▶ [What you are asked to do]
Give the entries back exactly, dropping each image.

▶ [Task input]
● ● ● ● ●

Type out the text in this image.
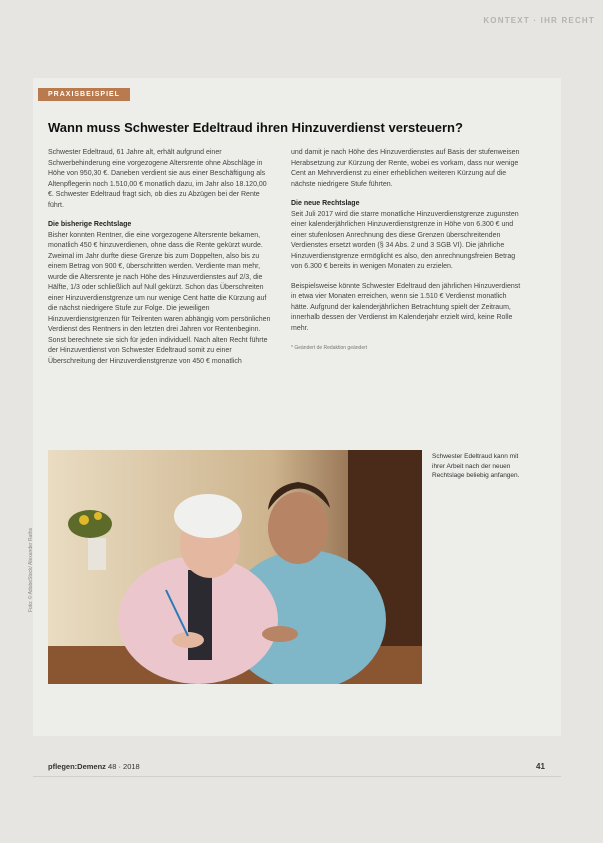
KONTEXT · IHR RECHT
PRAXISBEISPIEL
Wann muss Schwester Edeltraud ihren Hinzuverdienst versteuern?

Schwester Edeltraud, 61 Jahre alt, erhält aufgrund einer Schwerbehinderung eine vorgezogene Altersrente ohne Abschläge in Höhe von 950,30 €. Daneben verdient sie aus einer Beschäftigung als Altenpflegerin noch 1.510,00 € monatlich dazu, im Jahr also 18.120,00 €. Schwester Edeltraud fragt sich, ob dies zu Abzügen bei der Rente führt.

Die bisherige Rechtslage

Bisher konnten Rentner, die eine vorgezogene Altersrente bekamen, monatlich 450 € hinzuverdienen, ohne dass die Rente gekürzt wurde. Zweimal im Jahr durfte diese Grenze bis zum Doppelten, also bis zu einem Betrag von 900 €, überschritten werden. Verdiente man mehr, wurde die Altersrente je nach Höhe des Hinzuverdienstes auf 2/3, die Hälfte, 1/3 oder schließlich auf Null gekürzt. Schon das Überschreiten einer Hinzuverdienstgrenze um nur wenige Cent hatte die Kürzung auf die nächst niedrigere Stufe zur Folge. Die jeweiligen Hinzuverdienstgrenzen für Teilrenten waren abhängig vom persönlichen Verdienst des Rentners in den letzten drei Jahren vor Rentenbeginn. Sonst berechnete sie sich für jeden individuell. Nach alten Recht führte der Hinzuverdienst von Schwester Edeltraud somit zu einer Überschreitung der Hinzuverdienstgrenze von 450 € monatlich

und damit je nach Höhe des Hinzuverdienstes auf Basis der stufenweisen Herabsetzung zur Kürzung der Rente, wobei es vorkam, dass nur wenige Cent an Mehrverdienst zu einer erheblichen weiteren Kürzung auf die nächste niedrigere Stufe führten.

Die neue Rechtslage

Seit Juli 2017 wird die starre monatliche Hinzuverdienstgrenze zugunsten einer kalenderjährlichen Hinzuverdienstgrenze in Höhe von 6.300 € und einer stufenlosen Anrechnung des diese Grenzen überschreitenden Verdienstes ersetzt worden (§ 34 Abs. 2 und 3 SGB VI). Die jährliche Hinzuverdienstgrenze ermöglicht es also, den anrechnungsfreien Betrag von 6.300 € bereits in wenigen Monaten zu erzielen.

Beispielsweise könnte Schwester Edeltraud den jährlichen Hinzuverdienst in etwa vier Monaten erreichen, wenn sie 1.510 € Verdienst monatlich hätte. Aufgrund der kalenderjährlichen Betrachtung spielt der Zeitraum, innerhalb dessen der Verdienst im Kalenderjahr erzielt wird, keine Rolle mehr.

* Geändert de Redaktion geändert

Schwester Edeltraud kann mit ihrer Arbeit nach der neuen Rechtslage beliebig anfangen.
Foto: © AdobeStock/ Alexander Raths
pflegen:Demenz 48 · 2018	41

● ● ● ● ●

▶ [Complete answer]
Type out the text in this image.
KONTEXT · IHR RECHT
PRAXISBEISPIEL
Wann muss Schwester Edeltraud ihren Hinzuverdienst versteuern?

Schwester Edeltraud, 61 Jahre alt, erhält aufgrund einer Schwerbehinderung eine vorgezogene Altersrente ohne Abschläge in Höhe von 950,30 €. Daneben verdient sie aus einer Beschäftigung als Altenpflegerin noch 1.510,00 € monatlich dazu, im Jahr also 18.120,00 €. Schwester Edeltraud fragt sich, ob dies zu Abzügen bei der Rente führt.

Die bisherige Rechtslage

Bisher konnten Rentner, die eine vorgezogene Altersrente bekamen, monatlich 450 € hinzuverdienen, ohne dass die Rente gekürzt wurde. Zweimal im Jahr durfte diese Grenze bis zum Doppelten, also bis zu einem Betrag von 900 €, überschritten werden. Verdiente man mehr, wurde die Altersrente je nach Höhe des Hinzuverdienstes auf 2/3, die Hälfte, 1/3 oder schließlich auf Null gekürzt. Schon das Überschreiten einer Hinzuverdienstgrenze um nur wenige Cent hatte die Kürzung auf die nächst niedrigere Stufe zur Folge. Die jeweiligen Hinzuverdienstgrenzen für Teilrenten waren abhängig vom persönlichen Verdienst des Rentners in den letzten drei Jahren vor Rentenbeginn. Sonst berechnete sie sich für jeden individuell. Nach alten Recht führte der Hinzuverdienst von Schwester Edeltraud somit zu einer Überschreitung der Hinzuverdienstgrenze von 450 € monatlich

und damit je nach Höhe des Hinzuverdienstes auf Basis der stufenweisen Herabsetzung zur Kürzung der Rente, wobei es vorkam, dass nur wenige Cent an Mehrverdienst zu einer erheblichen weiteren Kürzung auf die nächste niedrigere Stufe führten.

Die neue Rechtslage

Seit Juli 2017 wird die starre monatliche Hinzuverdienstgrenze zugunsten einer kalenderjährlichen Hinzuverdienstgrenze in Höhe von 6.300 € und einer stufenlosen Anrechnung des diese Grenzen überschreitenden Verdienstes ersetzt worden (§ 34 Abs. 2 und 3 SGB VI). Die jährliche Hinzuverdienstgrenze ermöglicht es also, den anrechnungsfreien Betrag von 6.300 € bereits in wenigen Monaten zu erzielen.

Beispielsweise könnte Schwester Edeltraud den jährlichen Hinzuverdienst in etwa vier Monaten erreichen, wenn sie 1.510 € Verdienst monatlich hätte. Aufgrund der kalenderjährlichen Betrachtung spielt der Zeitraum, innerhalb dessen der Verdienst im Kalenderjahr erzielt wird, keine Rolle mehr.

* Geändert de Redaktion geändert

Schwester Edeltraud kann mit ihrer Arbeit nach der neuen Rechtslage beliebig anfangen.
Foto: © AdobeStock/ Alexander Raths
pflegen:Demenz 48 · 2018	41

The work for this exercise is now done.